▶ [DO THIS]: Identify the lines bearing the string "sister" and gather them.

▶ [DATASET EXTRACT]:
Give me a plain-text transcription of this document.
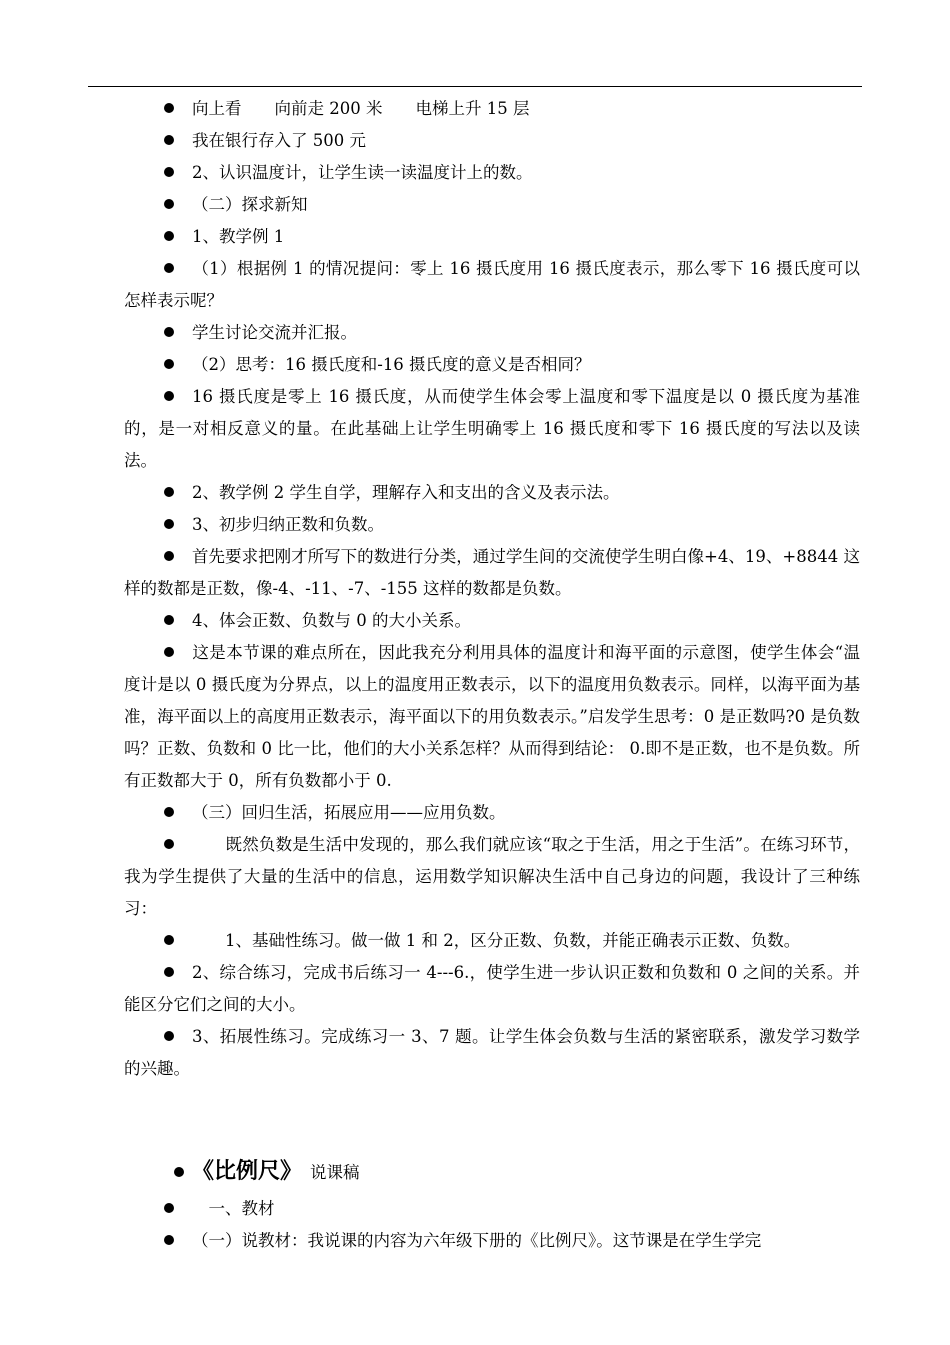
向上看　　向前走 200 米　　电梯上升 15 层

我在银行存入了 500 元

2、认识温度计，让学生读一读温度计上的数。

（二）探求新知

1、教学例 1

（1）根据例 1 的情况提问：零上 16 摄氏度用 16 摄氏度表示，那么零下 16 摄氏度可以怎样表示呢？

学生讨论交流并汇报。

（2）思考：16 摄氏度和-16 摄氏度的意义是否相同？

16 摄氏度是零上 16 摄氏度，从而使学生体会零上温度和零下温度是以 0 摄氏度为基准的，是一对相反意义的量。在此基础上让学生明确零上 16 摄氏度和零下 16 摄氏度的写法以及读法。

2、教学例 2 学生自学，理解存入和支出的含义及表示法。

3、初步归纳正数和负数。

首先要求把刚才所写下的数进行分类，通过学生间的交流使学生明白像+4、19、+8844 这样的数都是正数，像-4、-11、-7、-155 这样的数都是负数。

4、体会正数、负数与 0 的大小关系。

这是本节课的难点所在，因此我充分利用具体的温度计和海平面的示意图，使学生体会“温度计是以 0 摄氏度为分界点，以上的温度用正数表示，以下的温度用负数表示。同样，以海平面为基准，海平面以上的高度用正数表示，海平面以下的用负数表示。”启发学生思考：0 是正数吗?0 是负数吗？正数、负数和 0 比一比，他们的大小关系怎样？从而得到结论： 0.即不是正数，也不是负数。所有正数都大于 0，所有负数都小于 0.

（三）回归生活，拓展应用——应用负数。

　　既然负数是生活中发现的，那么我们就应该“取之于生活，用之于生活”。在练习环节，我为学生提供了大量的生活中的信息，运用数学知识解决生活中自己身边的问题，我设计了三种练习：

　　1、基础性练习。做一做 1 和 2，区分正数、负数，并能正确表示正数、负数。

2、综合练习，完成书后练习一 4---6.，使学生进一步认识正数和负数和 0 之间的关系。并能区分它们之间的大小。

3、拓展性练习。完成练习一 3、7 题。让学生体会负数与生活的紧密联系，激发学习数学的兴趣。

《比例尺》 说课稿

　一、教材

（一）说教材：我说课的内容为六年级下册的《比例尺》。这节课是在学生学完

---

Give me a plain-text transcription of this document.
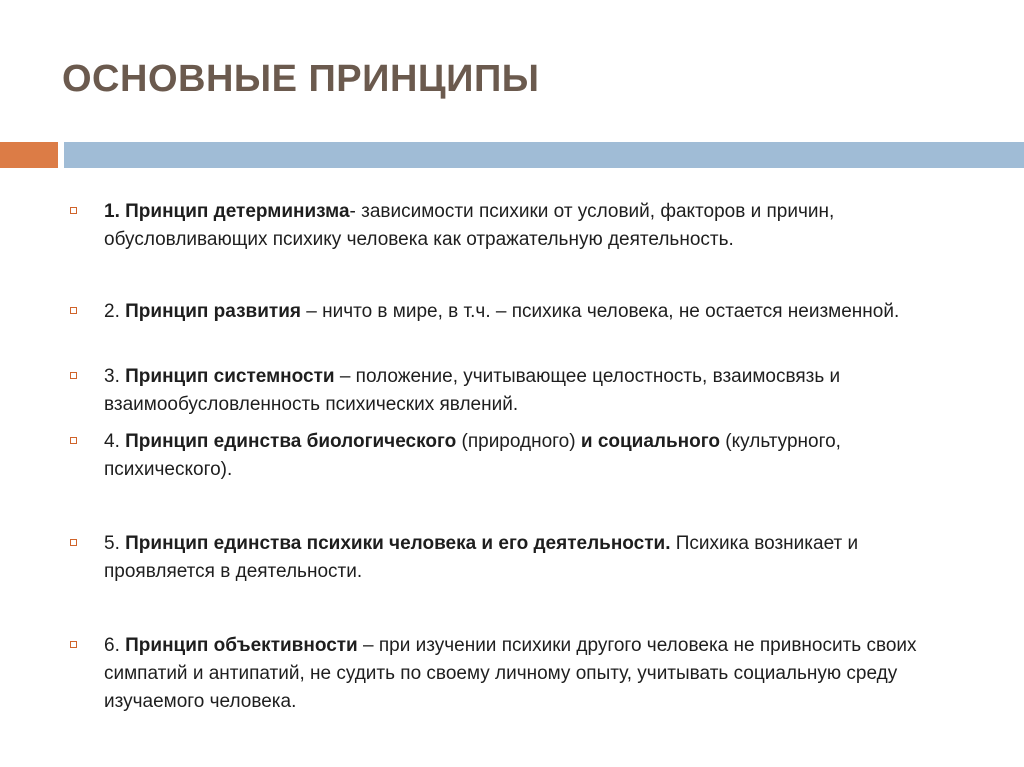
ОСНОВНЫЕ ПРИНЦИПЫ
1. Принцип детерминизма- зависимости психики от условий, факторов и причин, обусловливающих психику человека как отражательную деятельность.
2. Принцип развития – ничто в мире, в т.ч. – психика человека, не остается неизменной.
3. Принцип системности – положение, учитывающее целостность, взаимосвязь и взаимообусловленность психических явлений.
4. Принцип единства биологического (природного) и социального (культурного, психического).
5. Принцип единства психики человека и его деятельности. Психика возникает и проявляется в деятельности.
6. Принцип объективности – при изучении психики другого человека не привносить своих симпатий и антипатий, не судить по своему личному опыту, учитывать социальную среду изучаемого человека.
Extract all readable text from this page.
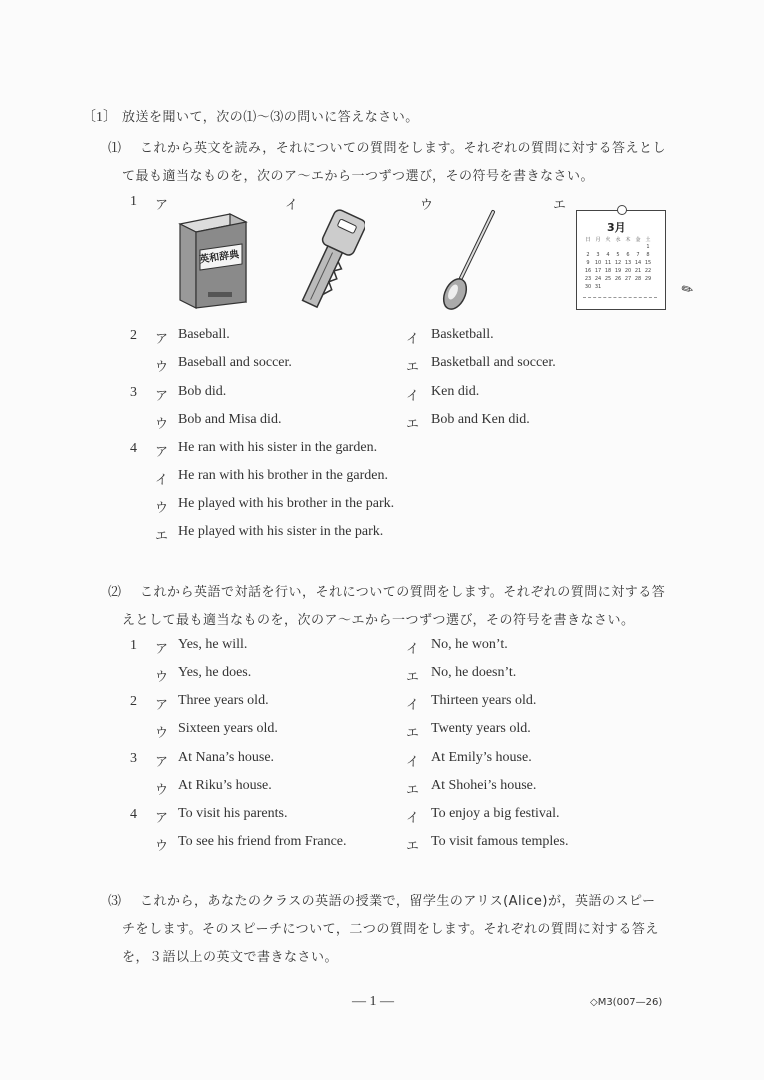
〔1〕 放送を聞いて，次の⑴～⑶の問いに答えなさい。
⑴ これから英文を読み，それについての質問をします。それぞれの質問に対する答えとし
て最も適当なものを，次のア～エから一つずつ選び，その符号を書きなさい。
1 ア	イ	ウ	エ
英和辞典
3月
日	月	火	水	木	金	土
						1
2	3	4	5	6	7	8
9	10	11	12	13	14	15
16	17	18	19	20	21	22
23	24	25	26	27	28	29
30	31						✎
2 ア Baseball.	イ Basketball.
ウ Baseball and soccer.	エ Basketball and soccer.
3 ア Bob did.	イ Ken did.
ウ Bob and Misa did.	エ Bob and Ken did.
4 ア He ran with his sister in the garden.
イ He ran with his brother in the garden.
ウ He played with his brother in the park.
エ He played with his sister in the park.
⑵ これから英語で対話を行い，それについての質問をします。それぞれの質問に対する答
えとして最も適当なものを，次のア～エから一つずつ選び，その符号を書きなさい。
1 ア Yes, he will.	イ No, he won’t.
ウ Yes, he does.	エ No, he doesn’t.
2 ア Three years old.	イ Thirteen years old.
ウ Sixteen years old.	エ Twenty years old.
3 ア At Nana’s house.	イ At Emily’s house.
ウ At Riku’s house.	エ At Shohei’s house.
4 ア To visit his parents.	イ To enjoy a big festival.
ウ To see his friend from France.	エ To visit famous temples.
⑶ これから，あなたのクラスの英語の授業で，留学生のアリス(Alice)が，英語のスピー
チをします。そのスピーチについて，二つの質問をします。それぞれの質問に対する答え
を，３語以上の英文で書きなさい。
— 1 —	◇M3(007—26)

▶ [FINISHED EXERCISE]:
4 ア He ran with his sister in the garden.
エ He played with his sister in the park.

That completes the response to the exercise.